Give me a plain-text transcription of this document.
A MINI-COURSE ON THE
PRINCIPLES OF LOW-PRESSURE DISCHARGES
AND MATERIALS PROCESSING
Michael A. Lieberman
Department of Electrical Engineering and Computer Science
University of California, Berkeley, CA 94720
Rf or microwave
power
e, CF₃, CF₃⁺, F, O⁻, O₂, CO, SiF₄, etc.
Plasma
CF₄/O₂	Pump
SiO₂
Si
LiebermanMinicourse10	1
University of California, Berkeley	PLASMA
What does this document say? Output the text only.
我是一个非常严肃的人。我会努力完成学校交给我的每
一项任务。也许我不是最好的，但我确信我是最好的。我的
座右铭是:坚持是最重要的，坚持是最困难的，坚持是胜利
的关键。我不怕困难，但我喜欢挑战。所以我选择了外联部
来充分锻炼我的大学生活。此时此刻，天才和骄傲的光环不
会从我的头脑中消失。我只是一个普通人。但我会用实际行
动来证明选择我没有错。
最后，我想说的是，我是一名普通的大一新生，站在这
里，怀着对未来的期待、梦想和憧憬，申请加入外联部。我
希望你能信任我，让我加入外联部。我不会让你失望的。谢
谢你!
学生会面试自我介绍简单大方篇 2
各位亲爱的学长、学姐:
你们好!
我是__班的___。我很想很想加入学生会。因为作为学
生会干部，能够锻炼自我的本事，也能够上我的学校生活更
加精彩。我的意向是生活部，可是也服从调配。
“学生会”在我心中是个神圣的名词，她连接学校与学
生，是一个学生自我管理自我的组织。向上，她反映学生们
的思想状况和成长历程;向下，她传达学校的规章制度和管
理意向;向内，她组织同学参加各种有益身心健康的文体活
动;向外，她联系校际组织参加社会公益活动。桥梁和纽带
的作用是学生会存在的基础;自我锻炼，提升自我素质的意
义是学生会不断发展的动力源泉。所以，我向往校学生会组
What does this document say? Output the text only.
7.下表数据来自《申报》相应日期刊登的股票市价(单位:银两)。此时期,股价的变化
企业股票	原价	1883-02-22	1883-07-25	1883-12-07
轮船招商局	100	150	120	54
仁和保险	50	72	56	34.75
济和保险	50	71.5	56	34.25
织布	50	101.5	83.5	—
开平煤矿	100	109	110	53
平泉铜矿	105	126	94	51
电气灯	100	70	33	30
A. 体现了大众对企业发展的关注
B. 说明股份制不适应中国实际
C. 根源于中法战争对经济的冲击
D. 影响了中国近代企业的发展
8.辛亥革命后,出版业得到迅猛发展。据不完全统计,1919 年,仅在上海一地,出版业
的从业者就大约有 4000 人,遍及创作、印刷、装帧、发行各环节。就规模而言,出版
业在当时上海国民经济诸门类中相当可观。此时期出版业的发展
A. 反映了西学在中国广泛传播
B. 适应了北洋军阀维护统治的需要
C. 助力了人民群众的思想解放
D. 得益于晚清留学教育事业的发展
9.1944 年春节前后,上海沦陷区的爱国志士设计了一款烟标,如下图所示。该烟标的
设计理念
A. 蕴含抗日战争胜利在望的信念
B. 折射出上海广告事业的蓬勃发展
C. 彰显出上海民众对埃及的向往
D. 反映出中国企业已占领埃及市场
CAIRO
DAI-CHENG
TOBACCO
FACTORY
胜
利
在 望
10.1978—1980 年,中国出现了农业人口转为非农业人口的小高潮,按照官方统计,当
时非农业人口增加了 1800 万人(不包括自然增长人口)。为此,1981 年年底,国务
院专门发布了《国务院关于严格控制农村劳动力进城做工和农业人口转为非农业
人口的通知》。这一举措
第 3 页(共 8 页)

++++

**What the task requires**: Write out the full listing exactly as given.

**Task response**:
Give me a plain-text transcription of this document.
A MINI-COURSE ON THE
PRINCIPLES OF LOW-PRESSURE DISCHARGES
AND MATERIALS PROCESSING
Michael A. Lieberman
Department of Electrical Engineering and Computer Science
University of California, Berkeley, CA 94720
Rf or microwave
power
e, CF₃, CF₃⁺, F, O⁻, O₂, CO, SiF₄, etc.
Plasma
CF₄/O₂	Pump
SiO₂
Si
LiebermanMinicourse10	1
University of California, Berkeley	PLASMA
What does this document say? Output the text only.
我是一个非常严肃的人。我会努力完成学校交给我的每
一项任务。也许我不是最好的，但我确信我是最好的。我的
座右铭是:坚持是最重要的，坚持是最困难的，坚持是胜利
的关键。我不怕困难，但我喜欢挑战。所以我选择了外联部
来充分锻炼我的大学生活。此时此刻，天才和骄傲的光环不
会从我的头脑中消失。我只是一个普通人。但我会用实际行
动来证明选择我没有错。
最后，我想说的是，我是一名普通的大一新生，站在这
里，怀着对未来的期待、梦想和憧憬，申请加入外联部。我
希望你能信任我，让我加入外联部。我不会让你失望的。谢
谢你!
学生会面试自我介绍简单大方篇 2
各位亲爱的学长、学姐:
你们好!
我是__班的___。我很想很想加入学生会。因为作为学
生会干部，能够锻炼自我的本事，也能够上我的学校生活更
加精彩。我的意向是生活部，可是也服从调配。
“学生会”在我心中是个神圣的名词，她连接学校与学
生，是一个学生自我管理自我的组织。向上，她反映学生们
的思想状况和成长历程;向下，她传达学校的规章制度和管
理意向;向内，她组织同学参加各种有益身心健康的文体活
动;向外，她联系校际组织参加社会公益活动。桥梁和纽带
的作用是学生会存在的基础;自我锻炼，提升自我素质的意
义是学生会不断发展的动力源泉。所以，我向往校学生会组
What does this document say? Output the text only.
7.下表数据来自《申报》相应日期刊登的股票市价(单位:银两)。此时期,股价的变化
企业股票	原价	1883-02-22	1883-07-25	1883-12-07
轮船招商局	100	150	120	54
仁和保险	50	72	56	34.75
济和保险	50	71.5	56	34.25
织布	50	101.5	83.5	—
开平煤矿	100	109	110	53
平泉铜矿	105	126	94	51
电气灯	100	70	33	30
A. 体现了大众对企业发展的关注
B. 说明股份制不适应中国实际
C. 根源于中法战争对经济的冲击
D. 影响了中国近代企业的发展
8.辛亥革命后,出版业得到迅猛发展。据不完全统计,1919 年,仅在上海一地,出版业
的从业者就大约有 4000 人,遍及创作、印刷、装帧、发行各环节。就规模而言,出版
业在当时上海国民经济诸门类中相当可观。此时期出版业的发展
A. 反映了西学在中国广泛传播
B. 适应了北洋军阀维护统治的需要
C. 助力了人民群众的思想解放
D. 得益于晚清留学教育事业的发展
9.1944 年春节前后,上海沦陷区的爱国志士设计了一款烟标,如下图所示。该烟标的
设计理念
A. 蕴含抗日战争胜利在望的信念
B. 折射出上海广告事业的蓬勃发展
C. 彰显出上海民众对埃及的向往
D. 反映出中国企业已占领埃及市场
CAIRO
DAI-CHENG
TOBACCO
FACTORY
胜
利
在 望
10.1978—1980 年,中国出现了农业人口转为非农业人口的小高潮,按照官方统计,当
时非农业人口增加了 1800 万人(不包括自然增长人口)。为此,1981 年年底,国务
院专门发布了《国务院关于严格控制农村劳动力进城做工和农业人口转为非农业
人口的通知》。这一举措
第 3 页(共 8 页)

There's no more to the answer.